§ What the task requires
Leave out the pictures and copy everything else in the entries exactly.

§ Data rows
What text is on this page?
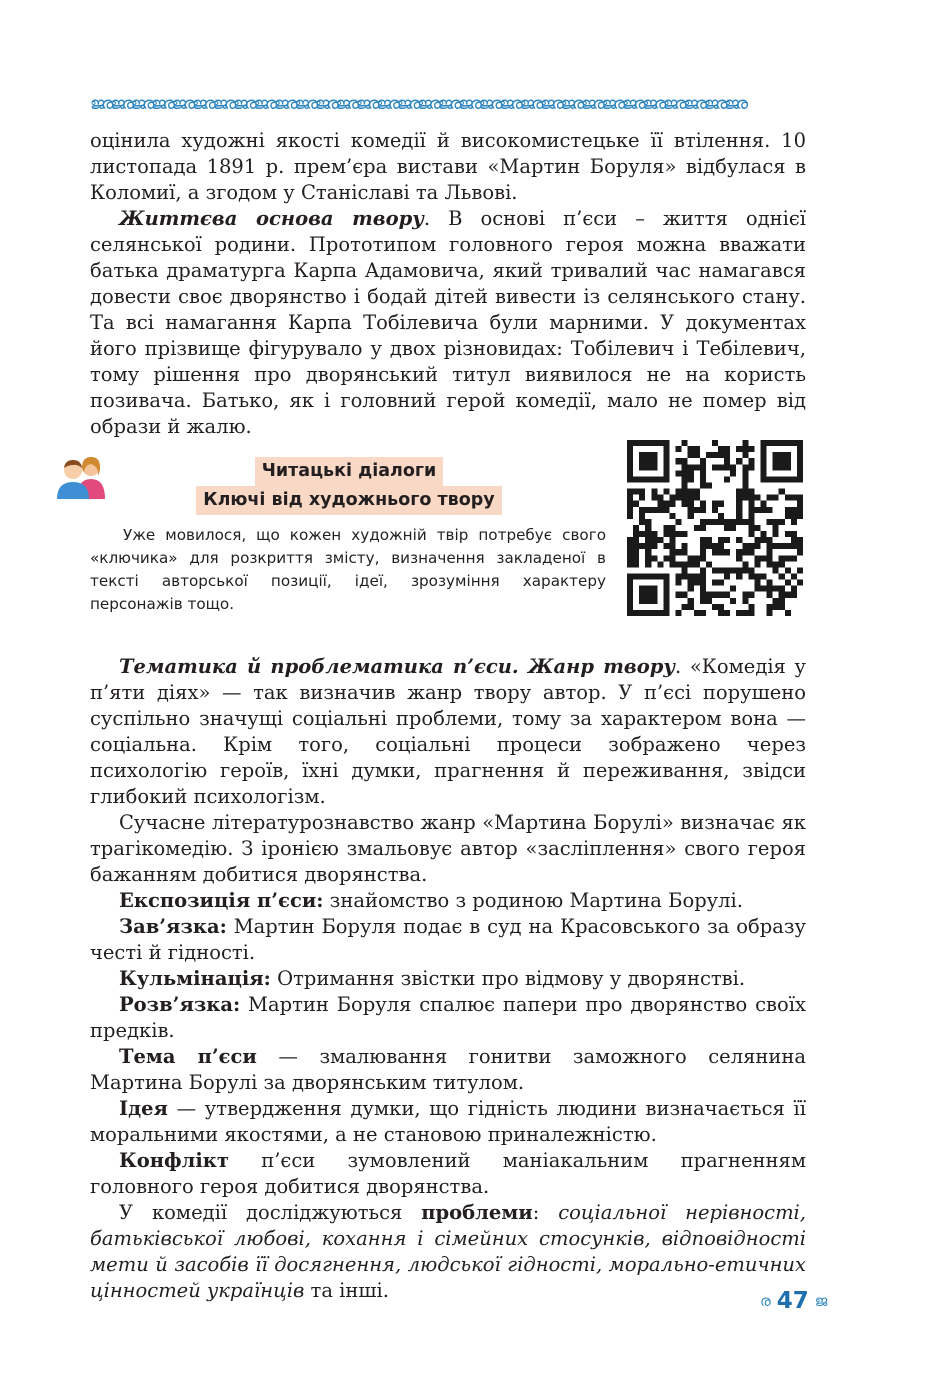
ജരജരജരജരജരജരജരജരജരജരജരജരജരജരജരജരജരജരജരജരജരജരജരജരജരജരജരജരജരജരജരജര

оцінила художні якості комедії й високомистецьке її втілення. 10 листопада 1891 р. прем’єра вистави «Мартин Боруля» відбулася в Коломиї, а згодом у Станіславі та Львові.

Життєва основа твору. В основі п’єси – життя однієї селянської родини. Прототипом головного героя можна вважати батька драматурга Карпа Адамовича, який тривалий час намагався довести своє дворянство і бодай дітей вивести із селянського стану. Та всі намагання Карпа Тобілевича були марними. У документах його прізвище фігурувало у двох різновидах: Тобілевич і Тебілевич, тому рішення про дворянський титул виявилося не на користь позивача. Батько, як і головний герой комедії, мало не помер від образи й жалю.

Читацькі діалоги
Ключі від художнього твору

Уже мовилося, що кожен художній твір потребує свого «ключика» для розкриття змісту, визначення закладеної в тексті авторської позиції, ідеї, зрозуміння характеру персонажів тощо.

Тематика й проблематика п’єси. Жанр твору. «Комедія у п’яти діях» — так визначив жанр твору автор. У п’єсі порушено суспільно значущі соціальні проблеми, тому за характером вона — соціальна. Крім того, соціальні процеси зображено через психологію героїв, їхні думки, прагнення й переживання, звідси глибокий психологізм.

Сучасне літературознавство жанр «Мартина Борулі» визначає як трагікомедію. З іронією змальовує автор «засліплення» свого героя бажанням добитися дворянства.

Експозиція п’єси: знайомство з родиною Мартина Борулі.

Зав’язка: Мартин Боруля подає в суд на Красовського за образу честі й гідності.

Кульмінація: Отримання звістки про відмову у дворянстві.

Розв’язка: Мартин Боруля спалює папери про дворянство своїх предків.

Тема п’єси — змалювання гонитви заможного селянина Мартина Борулі за дворянським титулом.

Ідея — утвердження думки, що гідність людини визначається її моральними якостями, а не становою приналежністю.

Конфлікт п’єси зумовлений маніакальним прагненням головного героя добитися дворянства.

У комедії досліджуються проблеми: соціальної нерівності, батьківської любові, кохання і сімейних стосунків, відповідності мети й засобів її досягнення, людської гідності, морально-етичних цінностей українців та інші.	ര 47 ജ
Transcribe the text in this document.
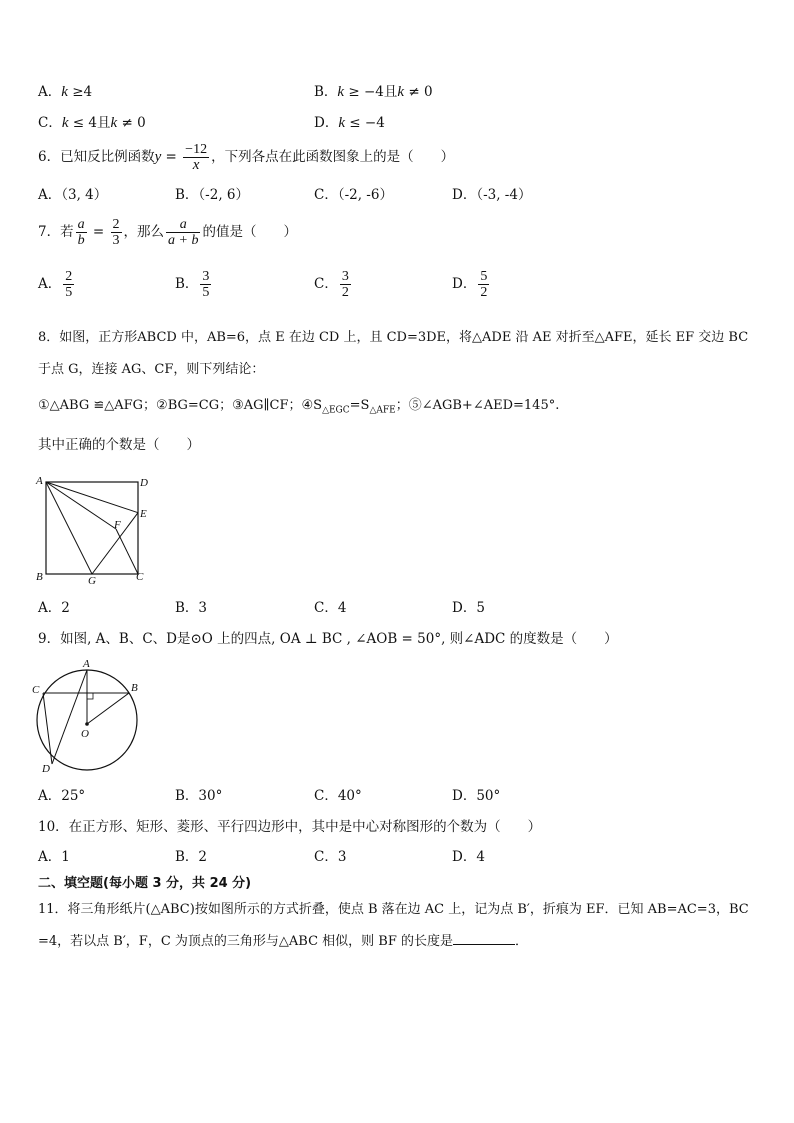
A．k ≥4	B．k ≥ −4且k ≠ 0
C．k ≤ 4且k ≠ 0	D．k ≤ −4
6．已知反比例函数$y = \frac{-12}{x}$ ，下列各点在此函数图象上的是（　　）
A．（3, 4）	B．（-2, 6）	C．（-2, -6）	D．（-3, -4）
7．若 $\frac{a}{b} = \frac{2}{3}$ ，那么 $\frac{a}{a + b}$ 的值是（　　）
A． $\frac{2}{5}$	B． $\frac{3}{5}$	C． $\frac{3}{2}$	D． $\frac{5}{2}$
8．如图，正方形ABCD 中，AB=6，点 E 在边 CD 上，且 CD=3DE，将△ADE 沿 AE 对折至△AFE，延长 EF 交边 BC
于点 G，连接 AG、CF，则下列结论：
①△ABG ≌△AFG；②BG=CG；③AG∥CF；$④S_{\triangle EGC}=S_{\triangle AFE}$；⑤∠AGB+∠AED=145°.
其中正确的个数是（　　）
A	D
E
F
B	G	C
A．2	B．3	C．4	D．5
9．如图, A、B、C、D是⊙O 上的四点, OA ⊥ BC , ∠AOB = 50°, 则∠ADC 的度数是（　　）
A
B
C
D
O
A．25°	B．30°	C．40°	D．50°
10．在正方形、矩形、菱形、平行四边形中，其中是中心对称图形的个数为（　　）
A．1	B．2	C．3	D．4
二、填空题(每小题 3 分，共 24 分)
11．将三角形纸片(△ABC)按如图所示的方式折叠，使点 B 落在边 AC 上，记为点 B′，折痕为 EF．已知 AB=AC=3，BC
=4，若以点 B′，F，C 为顶点的三角形与△ABC 相似，则 BF 的长度是	．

§ Reply
What text is on this page?
ജരജരജരജരജരജരജരജരജരജരജരജരജരജരജരജരജരജരജരജരജരജരജരജരജരജരജരജരജരജരജരജര

оцінила художні якості комедії й високомистецьке її втілення. 10 листопада 1891 р. прем’єра вистави «Мартин Боруля» відбулася в Коломиї, а згодом у Станіславі та Львові.

Життєва основа твору. В основі п’єси – життя однієї селянської родини. Прототипом головного героя можна вважати батька драматурга Карпа Адамовича, який тривалий час намагався довести своє дворянство і бодай дітей вивести із селянського стану. Та всі намагання Карпа Тобілевича були марними. У документах його прізвище фігурувало у двох різновидах: Тобілевич і Тебілевич, тому рішення про дворянський титул виявилося не на користь позивача. Батько, як і головний герой комедії, мало не помер від образи й жалю.

Читацькі діалоги
Ключі від художнього твору

Уже мовилося, що кожен художній твір потребує свого «ключика» для розкриття змісту, визначення закладеної в тексті авторської позиції, ідеї, зрозуміння характеру персонажів тощо.

Тематика й проблематика п’єси. Жанр твору. «Комедія у п’яти діях» — так визначив жанр твору автор. У п’єсі порушено суспільно значущі соціальні проблеми, тому за характером вона — соціальна. Крім того, соціальні процеси зображено через психологію героїв, їхні думки, прагнення й переживання, звідси глибокий психологізм.

Сучасне літературознавство жанр «Мартина Борулі» визначає як трагікомедію. З іронією змальовує автор «засліплення» свого героя бажанням добитися дворянства.

Експозиція п’єси: знайомство з родиною Мартина Борулі.

Зав’язка: Мартин Боруля подає в суд на Красовського за образу честі й гідності.

Кульмінація: Отримання звістки про відмову у дворянстві.

Розв’язка: Мартин Боруля спалює папери про дворянство своїх предків.

Тема п’єси — змалювання гонитви заможного селянина Мартина Борулі за дворянським титулом.

Ідея — утвердження думки, що гідність людини визначається її моральними якостями, а не становою приналежністю.

Конфлікт п’єси зумовлений маніакальним прагненням головного героя добитися дворянства.

У комедії досліджуються проблеми: соціальної нерівності, батьківської любові, кохання і сімейних стосунків, відповідності мети й засобів її досягнення, людської гідності, морально-етичних цінностей українців та інші.	ര 47 ജ
Transcribe the text in this document.
A．k ≥4	B．k ≥ −4且k ≠ 0
C．k ≤ 4且k ≠ 0	D．k ≤ −4
6．已知反比例函数$y = \frac{-12}{x}$ ，下列各点在此函数图象上的是（　　）
A．（3, 4）	B．（-2, 6）	C．（-2, -6）	D．（-3, -4）
7．若 $\frac{a}{b} = \frac{2}{3}$ ，那么 $\frac{a}{a + b}$ 的值是（　　）
A． $\frac{2}{5}$	B． $\frac{3}{5}$	C． $\frac{3}{2}$	D． $\frac{5}{2}$
8．如图，正方形ABCD 中，AB=6，点 E 在边 CD 上，且 CD=3DE，将△ADE 沿 AE 对折至△AFE，延长 EF 交边 BC
于点 G，连接 AG、CF，则下列结论：
①△ABG ≌△AFG；②BG=CG；③AG∥CF；$④S_{\triangle EGC}=S_{\triangle AFE}$；⑤∠AGB+∠AED=145°.
其中正确的个数是（　　）
A	D
E
F
B	G	C
A．2	B．3	C．4	D．5
9．如图, A、B、C、D是⊙O 上的四点, OA ⊥ BC , ∠AOB = 50°, 则∠ADC 的度数是（　　）
A
B
C
D
O
A．25°	B．30°	C．40°	D．50°
10．在正方形、矩形、菱形、平行四边形中，其中是中心对称图形的个数为（　　）
A．1	B．2	C．3	D．4
二、填空题(每小题 3 分，共 24 分)
11．将三角形纸片(△ABC)按如图所示的方式折叠，使点 B 落在边 AC 上，记为点 B′，折痕为 EF．已知 AB=AC=3，BC
=4，若以点 B′，F，C 为顶点的三角形与△ABC 相似，则 BF 的长度是	．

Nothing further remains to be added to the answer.